▸ **AIM OF THE TASK**
Every line that includes the word "this" is to be listed.

=== RECORDS TO PROCESS ===

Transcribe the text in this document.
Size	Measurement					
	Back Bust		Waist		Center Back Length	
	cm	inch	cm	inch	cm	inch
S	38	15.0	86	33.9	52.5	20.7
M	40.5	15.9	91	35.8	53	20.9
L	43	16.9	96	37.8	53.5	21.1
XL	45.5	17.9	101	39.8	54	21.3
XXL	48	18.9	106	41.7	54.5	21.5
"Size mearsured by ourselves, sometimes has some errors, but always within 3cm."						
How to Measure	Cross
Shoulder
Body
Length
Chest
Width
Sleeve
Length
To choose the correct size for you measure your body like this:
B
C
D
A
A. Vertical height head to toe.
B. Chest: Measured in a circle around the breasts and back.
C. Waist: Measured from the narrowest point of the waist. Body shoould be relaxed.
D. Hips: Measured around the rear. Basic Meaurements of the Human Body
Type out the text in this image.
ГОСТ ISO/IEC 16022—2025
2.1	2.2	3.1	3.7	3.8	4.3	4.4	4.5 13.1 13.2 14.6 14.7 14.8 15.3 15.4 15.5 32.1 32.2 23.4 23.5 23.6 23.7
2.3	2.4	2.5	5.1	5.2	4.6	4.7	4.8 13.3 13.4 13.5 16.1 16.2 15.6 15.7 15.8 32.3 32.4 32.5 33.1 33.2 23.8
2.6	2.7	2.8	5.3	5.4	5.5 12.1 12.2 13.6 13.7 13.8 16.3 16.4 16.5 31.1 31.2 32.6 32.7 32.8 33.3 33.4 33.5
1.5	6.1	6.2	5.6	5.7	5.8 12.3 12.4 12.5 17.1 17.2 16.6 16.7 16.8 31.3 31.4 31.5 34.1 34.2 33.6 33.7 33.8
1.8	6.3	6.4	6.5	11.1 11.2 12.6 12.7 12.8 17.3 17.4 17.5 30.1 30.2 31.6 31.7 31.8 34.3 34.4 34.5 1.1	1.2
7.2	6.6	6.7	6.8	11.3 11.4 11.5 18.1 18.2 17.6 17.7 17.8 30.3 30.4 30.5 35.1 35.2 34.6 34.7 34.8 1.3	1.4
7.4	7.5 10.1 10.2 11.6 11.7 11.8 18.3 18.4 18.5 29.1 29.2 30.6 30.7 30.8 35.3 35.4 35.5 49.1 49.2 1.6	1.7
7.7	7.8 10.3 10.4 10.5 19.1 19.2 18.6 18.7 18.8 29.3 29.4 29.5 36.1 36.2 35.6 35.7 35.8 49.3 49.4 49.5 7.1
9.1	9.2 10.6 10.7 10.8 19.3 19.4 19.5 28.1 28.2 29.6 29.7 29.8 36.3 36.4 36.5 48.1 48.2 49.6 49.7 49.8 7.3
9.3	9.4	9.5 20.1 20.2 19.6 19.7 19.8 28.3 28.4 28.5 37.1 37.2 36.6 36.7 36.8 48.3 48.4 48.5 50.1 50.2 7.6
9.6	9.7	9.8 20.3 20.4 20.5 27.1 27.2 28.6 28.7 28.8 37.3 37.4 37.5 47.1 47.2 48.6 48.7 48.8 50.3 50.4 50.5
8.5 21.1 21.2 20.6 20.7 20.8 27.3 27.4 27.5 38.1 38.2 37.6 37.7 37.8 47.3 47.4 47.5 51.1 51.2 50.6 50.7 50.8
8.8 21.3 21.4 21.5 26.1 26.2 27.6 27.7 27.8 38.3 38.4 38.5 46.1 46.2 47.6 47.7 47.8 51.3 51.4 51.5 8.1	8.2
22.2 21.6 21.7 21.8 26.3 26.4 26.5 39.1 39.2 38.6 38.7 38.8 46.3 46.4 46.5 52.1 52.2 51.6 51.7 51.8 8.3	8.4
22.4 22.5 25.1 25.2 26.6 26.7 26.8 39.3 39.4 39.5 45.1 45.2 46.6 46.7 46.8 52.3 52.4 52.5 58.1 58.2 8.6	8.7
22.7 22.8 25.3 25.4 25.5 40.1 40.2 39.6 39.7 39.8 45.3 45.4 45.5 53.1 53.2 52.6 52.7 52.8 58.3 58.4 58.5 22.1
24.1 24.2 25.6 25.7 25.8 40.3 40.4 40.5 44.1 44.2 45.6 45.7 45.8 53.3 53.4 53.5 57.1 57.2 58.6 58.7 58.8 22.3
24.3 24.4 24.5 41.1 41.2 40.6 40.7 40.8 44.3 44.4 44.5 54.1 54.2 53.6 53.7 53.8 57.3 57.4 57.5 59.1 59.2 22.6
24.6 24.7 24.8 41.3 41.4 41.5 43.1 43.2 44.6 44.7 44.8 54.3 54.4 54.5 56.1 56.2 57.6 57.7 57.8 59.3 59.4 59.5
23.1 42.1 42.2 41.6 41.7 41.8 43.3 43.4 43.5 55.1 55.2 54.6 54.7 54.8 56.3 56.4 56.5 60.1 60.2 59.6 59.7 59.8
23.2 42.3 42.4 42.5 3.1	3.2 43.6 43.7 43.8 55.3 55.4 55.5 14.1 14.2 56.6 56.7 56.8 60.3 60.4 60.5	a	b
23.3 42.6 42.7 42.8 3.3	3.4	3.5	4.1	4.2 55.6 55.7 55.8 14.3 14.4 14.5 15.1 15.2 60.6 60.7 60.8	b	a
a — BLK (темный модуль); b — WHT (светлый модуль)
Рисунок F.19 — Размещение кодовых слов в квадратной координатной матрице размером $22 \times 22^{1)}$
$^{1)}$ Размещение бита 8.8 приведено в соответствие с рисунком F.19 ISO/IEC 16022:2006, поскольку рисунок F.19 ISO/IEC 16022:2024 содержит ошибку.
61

===

▸ **EXPECTED ANSWER**
Transcribe the text in this document.
To choose the correct size for you measure your body like this:
Type out the text in this image.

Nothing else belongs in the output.